Region and label listings:
* * * * * * *

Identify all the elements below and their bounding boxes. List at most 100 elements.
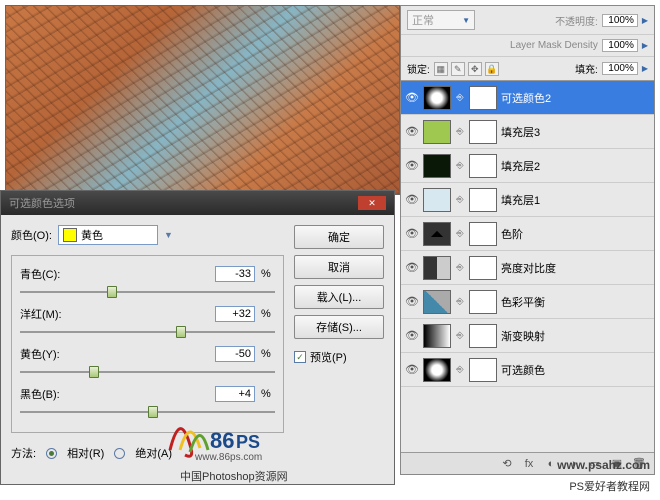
visibility-eye-icon[interactable]: 👁	[405, 91, 419, 105]
lock-position-icon[interactable]: ✥	[468, 62, 482, 76]
method-relative-label: 相对(R)	[67, 445, 104, 461]
ok-button[interactable]: 确定	[294, 225, 384, 249]
layer-row[interactable]: 👁 ⎆ 可选颜色2	[401, 81, 654, 115]
visibility-eye-icon[interactable]: 👁	[405, 295, 419, 309]
visibility-eye-icon[interactable]: 👁	[405, 363, 419, 377]
visibility-eye-icon[interactable]: 👁	[405, 261, 419, 275]
slider-thumb[interactable]	[89, 366, 99, 378]
load-button[interactable]: 载入(L)...	[294, 285, 384, 309]
layer-name: 亮度对比度	[501, 260, 556, 276]
layer-row[interactable]: 👁 ⎆ 填充层2	[401, 149, 654, 183]
layer-mask-thumbnail[interactable]	[469, 358, 497, 382]
slider-magenta-track[interactable]	[20, 326, 275, 340]
slider-cyan-value[interactable]	[215, 266, 255, 282]
pct: %	[261, 268, 275, 280]
layer-mask-thumbnail[interactable]	[469, 256, 497, 280]
layer-name: 填充层3	[501, 124, 540, 140]
link-icon: ⎆	[455, 296, 465, 307]
watermark-right-text: PS爱好者教程网	[569, 478, 650, 494]
fx-icon[interactable]: fx	[522, 458, 536, 470]
fill-value[interactable]: 100%	[602, 62, 638, 75]
mask-density-value[interactable]: 100%	[602, 39, 638, 52]
layer-thumbnail[interactable]	[423, 324, 451, 348]
slider-black-label: 黑色(B):	[20, 386, 75, 402]
chevron-down-icon[interactable]: ▼	[164, 230, 173, 240]
slider-thumb[interactable]	[148, 406, 158, 418]
close-icon[interactable]: ✕	[358, 196, 386, 210]
layer-name: 填充层2	[501, 158, 540, 174]
opacity-label: 不透明度:	[555, 13, 598, 28]
layer-row[interactable]: 👁 ⎆ 亮度对比度	[401, 251, 654, 285]
layer-thumbnail[interactable]	[423, 86, 451, 110]
layer-row[interactable]: 👁 ⎆ 可选颜色	[401, 353, 654, 387]
layer-row[interactable]: 👁 ◢◣ ⎆ 色阶	[401, 217, 654, 251]
slider-magenta-value[interactable]	[215, 306, 255, 322]
layer-mask-thumbnail[interactable]	[469, 120, 497, 144]
arrow-icon[interactable]: ▶	[642, 64, 648, 73]
preview-label: 预览(P)	[310, 349, 347, 365]
visibility-eye-icon[interactable]: 👁	[405, 329, 419, 343]
chevron-down-icon: ▼	[462, 16, 470, 25]
layer-row[interactable]: 👁 ⎆ 填充层1	[401, 183, 654, 217]
lock-transparency-icon[interactable]: ▦	[434, 62, 448, 76]
blend-mode-dropdown[interactable]: 正常▼	[407, 10, 475, 30]
layer-thumbnail[interactable]	[423, 154, 451, 178]
slider-cyan-track[interactable]	[20, 286, 275, 300]
visibility-eye-icon[interactable]: 👁	[405, 125, 419, 139]
slider-cyan-label: 青色(C):	[20, 266, 75, 282]
slider-black-value[interactable]	[215, 386, 255, 402]
layer-row[interactable]: 👁 ⎆ 渐变映射	[401, 319, 654, 353]
layer-name: 色彩平衡	[501, 294, 545, 310]
layer-name: 渐变映射	[501, 328, 545, 344]
layer-thumbnail[interactable]	[423, 188, 451, 212]
layer-thumbnail[interactable]	[423, 290, 451, 314]
slider-thumb[interactable]	[176, 326, 186, 338]
slider-group: 青色(C): % 洋红(M): % 黄色(Y): %	[11, 255, 284, 433]
layer-mask-thumbnail[interactable]	[469, 154, 497, 178]
layer-mask-thumbnail[interactable]	[469, 222, 497, 246]
link-layers-icon[interactable]: ⟲	[500, 457, 514, 470]
layer-row[interactable]: 👁 ⎆ 填充层3	[401, 115, 654, 149]
link-icon: ⎆	[455, 364, 465, 375]
opacity-value[interactable]: 100%	[602, 14, 638, 27]
cancel-button[interactable]: 取消	[294, 255, 384, 279]
layer-mask-thumbnail[interactable]	[469, 324, 497, 348]
link-icon: ⎆	[455, 262, 465, 273]
layer-thumbnail[interactable]: ◢◣	[423, 222, 451, 246]
slider-black-track[interactable]	[20, 406, 275, 420]
slider-thumb[interactable]	[107, 286, 117, 298]
layer-thumbnail[interactable]	[423, 358, 451, 382]
link-icon: ⎆	[455, 330, 465, 341]
lock-all-icon[interactable]: 🔒	[485, 62, 499, 76]
slider-yellow-value[interactable]	[215, 346, 255, 362]
layer-mask-thumbnail[interactable]	[469, 290, 497, 314]
mask-icon[interactable]: ◐	[544, 458, 558, 470]
color-dropdown[interactable]: 黄色	[58, 225, 158, 245]
pct: %	[261, 388, 275, 400]
preview-checkbox[interactable]: ✓	[294, 351, 306, 363]
save-button[interactable]: 存储(S)...	[294, 315, 384, 339]
visibility-eye-icon[interactable]: 👁	[405, 227, 419, 241]
layer-list: 👁 ⎆ 可选颜色2 👁 ⎆ 填充层3 👁 ⎆ 填充层2 👁 ⎆ 填充层1 👁 ◢…	[401, 81, 654, 387]
visibility-eye-icon[interactable]: 👁	[405, 159, 419, 173]
radio-absolute[interactable]	[114, 448, 125, 459]
layer-name: 可选颜色	[501, 362, 545, 378]
layer-row[interactable]: 👁 ⎆ 色彩平衡	[401, 285, 654, 319]
layer-thumbnail[interactable]	[423, 256, 451, 280]
layer-name: 可选颜色2	[501, 90, 551, 106]
dialog-titlebar[interactable]: 可选颜色选项 ✕	[1, 191, 394, 215]
mask-density-label: Layer Mask Density	[510, 40, 598, 51]
visibility-eye-icon[interactable]: 👁	[405, 193, 419, 207]
slider-yellow-track[interactable]	[20, 366, 275, 380]
watermark-url: www.86ps.com	[195, 452, 262, 463]
layer-thumbnail[interactable]	[423, 120, 451, 144]
layer-mask-thumbnail[interactable]	[469, 86, 497, 110]
layer-mask-thumbnail[interactable]	[469, 188, 497, 212]
link-icon: ⎆	[455, 92, 465, 103]
radio-relative[interactable]	[46, 448, 57, 459]
watermark-cn: 中国Photoshop资源网	[180, 468, 288, 484]
arrow-icon[interactable]: ▶	[642, 16, 648, 25]
lock-pixels-icon[interactable]: ✎	[451, 62, 465, 76]
link-icon: ⎆	[455, 160, 465, 171]
arrow-icon[interactable]: ▶	[642, 41, 648, 50]
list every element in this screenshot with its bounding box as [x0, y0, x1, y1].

* * * * * * *

Exercise objective: Duplicate the material's lines from the one containing "91, 419, 105]" through the one containing "295, 419, 309]", with both end lines included.

Reply to the task:
visibility-eye-icon[interactable]: 👁	[405, 91, 419, 105]
lock-position-icon[interactable]: ✥	[468, 62, 482, 76]
method-relative-label: 相对(R)	[67, 445, 104, 461]
ok-button[interactable]: 确定	[294, 225, 384, 249]
layer-row[interactable]: 👁 ⎆ 可选颜色2	[401, 81, 654, 115]
visibility-eye-icon[interactable]: 👁	[405, 295, 419, 309]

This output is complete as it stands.